[Source data]
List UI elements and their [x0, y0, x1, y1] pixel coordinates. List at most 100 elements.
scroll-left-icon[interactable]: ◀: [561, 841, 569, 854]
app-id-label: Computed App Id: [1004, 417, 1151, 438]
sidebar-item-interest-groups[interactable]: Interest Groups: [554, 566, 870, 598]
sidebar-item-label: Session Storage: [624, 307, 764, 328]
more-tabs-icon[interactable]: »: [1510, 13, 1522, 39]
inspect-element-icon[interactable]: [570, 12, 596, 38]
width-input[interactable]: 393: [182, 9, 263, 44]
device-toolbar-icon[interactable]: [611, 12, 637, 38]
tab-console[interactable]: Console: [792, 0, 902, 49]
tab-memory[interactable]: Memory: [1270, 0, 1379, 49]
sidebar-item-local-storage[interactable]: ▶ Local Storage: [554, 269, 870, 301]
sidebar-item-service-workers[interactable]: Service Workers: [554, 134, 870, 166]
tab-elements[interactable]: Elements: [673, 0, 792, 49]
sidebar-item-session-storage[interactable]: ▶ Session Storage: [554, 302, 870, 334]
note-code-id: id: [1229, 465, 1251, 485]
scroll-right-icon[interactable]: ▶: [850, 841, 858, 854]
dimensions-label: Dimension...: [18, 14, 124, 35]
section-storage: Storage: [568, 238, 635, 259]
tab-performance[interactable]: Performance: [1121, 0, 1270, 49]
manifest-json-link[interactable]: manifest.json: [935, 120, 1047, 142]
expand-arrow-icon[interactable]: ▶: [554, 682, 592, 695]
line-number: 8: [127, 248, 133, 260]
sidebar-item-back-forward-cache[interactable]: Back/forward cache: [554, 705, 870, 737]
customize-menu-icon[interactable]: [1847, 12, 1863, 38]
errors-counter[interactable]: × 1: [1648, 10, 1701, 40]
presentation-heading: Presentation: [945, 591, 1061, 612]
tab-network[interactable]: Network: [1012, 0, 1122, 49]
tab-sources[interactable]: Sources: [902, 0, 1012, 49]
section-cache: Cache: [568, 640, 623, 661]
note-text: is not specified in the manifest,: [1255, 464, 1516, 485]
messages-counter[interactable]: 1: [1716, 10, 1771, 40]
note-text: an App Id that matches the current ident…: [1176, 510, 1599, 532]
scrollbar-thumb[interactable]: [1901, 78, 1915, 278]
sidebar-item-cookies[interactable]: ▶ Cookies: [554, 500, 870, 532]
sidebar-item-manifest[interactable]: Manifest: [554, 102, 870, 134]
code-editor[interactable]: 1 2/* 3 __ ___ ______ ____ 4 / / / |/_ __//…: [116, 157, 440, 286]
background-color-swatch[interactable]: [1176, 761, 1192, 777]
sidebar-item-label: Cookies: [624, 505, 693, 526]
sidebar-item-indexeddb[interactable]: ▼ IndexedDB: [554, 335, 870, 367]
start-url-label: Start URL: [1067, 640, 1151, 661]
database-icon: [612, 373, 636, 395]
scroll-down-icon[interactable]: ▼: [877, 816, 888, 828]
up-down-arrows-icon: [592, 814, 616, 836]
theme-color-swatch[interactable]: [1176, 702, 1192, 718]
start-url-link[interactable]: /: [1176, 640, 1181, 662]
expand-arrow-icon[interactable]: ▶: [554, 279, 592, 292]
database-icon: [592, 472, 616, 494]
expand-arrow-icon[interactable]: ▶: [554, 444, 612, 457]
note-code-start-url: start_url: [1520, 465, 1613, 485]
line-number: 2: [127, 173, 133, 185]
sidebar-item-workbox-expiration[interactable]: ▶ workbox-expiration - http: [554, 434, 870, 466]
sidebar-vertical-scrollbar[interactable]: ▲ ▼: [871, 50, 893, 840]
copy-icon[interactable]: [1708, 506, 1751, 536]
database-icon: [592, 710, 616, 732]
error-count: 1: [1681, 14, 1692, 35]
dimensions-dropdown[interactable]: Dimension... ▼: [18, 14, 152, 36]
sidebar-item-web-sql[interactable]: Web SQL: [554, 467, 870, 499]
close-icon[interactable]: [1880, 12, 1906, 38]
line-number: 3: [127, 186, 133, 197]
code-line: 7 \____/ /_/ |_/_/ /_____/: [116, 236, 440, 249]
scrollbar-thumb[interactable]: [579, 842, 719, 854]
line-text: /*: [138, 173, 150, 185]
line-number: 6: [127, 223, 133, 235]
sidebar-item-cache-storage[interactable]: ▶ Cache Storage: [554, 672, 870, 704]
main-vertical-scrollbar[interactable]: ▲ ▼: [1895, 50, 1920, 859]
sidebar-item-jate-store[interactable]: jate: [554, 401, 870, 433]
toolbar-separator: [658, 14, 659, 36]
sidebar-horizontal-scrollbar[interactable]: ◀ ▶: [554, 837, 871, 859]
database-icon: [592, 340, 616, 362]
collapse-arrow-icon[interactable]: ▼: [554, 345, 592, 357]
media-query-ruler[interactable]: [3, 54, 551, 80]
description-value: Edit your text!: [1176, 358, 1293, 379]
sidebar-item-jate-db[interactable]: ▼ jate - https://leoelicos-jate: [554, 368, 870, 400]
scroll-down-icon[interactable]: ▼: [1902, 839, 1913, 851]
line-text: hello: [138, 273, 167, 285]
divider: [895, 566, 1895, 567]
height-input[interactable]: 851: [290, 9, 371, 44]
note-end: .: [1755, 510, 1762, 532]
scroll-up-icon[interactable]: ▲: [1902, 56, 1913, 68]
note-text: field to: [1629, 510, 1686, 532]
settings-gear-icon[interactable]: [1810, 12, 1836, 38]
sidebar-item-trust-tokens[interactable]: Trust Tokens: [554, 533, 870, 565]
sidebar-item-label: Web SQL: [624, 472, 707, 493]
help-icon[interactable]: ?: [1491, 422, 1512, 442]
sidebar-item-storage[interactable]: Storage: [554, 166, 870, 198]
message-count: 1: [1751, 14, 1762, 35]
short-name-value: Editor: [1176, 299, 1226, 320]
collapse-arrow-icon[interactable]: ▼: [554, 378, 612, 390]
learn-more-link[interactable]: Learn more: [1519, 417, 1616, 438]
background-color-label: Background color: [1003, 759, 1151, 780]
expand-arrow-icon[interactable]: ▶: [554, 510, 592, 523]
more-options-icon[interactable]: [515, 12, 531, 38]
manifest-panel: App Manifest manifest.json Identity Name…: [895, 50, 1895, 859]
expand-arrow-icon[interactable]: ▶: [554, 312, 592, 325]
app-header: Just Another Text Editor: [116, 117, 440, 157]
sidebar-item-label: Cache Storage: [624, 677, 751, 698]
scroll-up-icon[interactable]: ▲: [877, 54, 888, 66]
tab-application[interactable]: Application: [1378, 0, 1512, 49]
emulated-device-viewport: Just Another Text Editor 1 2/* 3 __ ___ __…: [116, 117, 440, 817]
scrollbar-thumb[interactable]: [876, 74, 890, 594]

:: Goal of the exercise ::
Copy the source data verbatim from its first line down to and including the line that contains "tab-console[interactable]: Console: [792, 0, 902, 49]".

:: Worked answer ::
List UI elements and their [x0, y0, x1, y1] pixel coordinates. List at most 100 elements.
scroll-left-icon[interactable]: ◀: [561, 841, 569, 854]
app-id-label: Computed App Id: [1004, 417, 1151, 438]
sidebar-item-interest-groups[interactable]: Interest Groups: [554, 566, 870, 598]
sidebar-item-label: Session Storage: [624, 307, 764, 328]
more-tabs-icon[interactable]: »: [1510, 13, 1522, 39]
inspect-element-icon[interactable]: [570, 12, 596, 38]
width-input[interactable]: 393: [182, 9, 263, 44]
device-toolbar-icon[interactable]: [611, 12, 637, 38]
tab-console[interactable]: Console: [792, 0, 902, 49]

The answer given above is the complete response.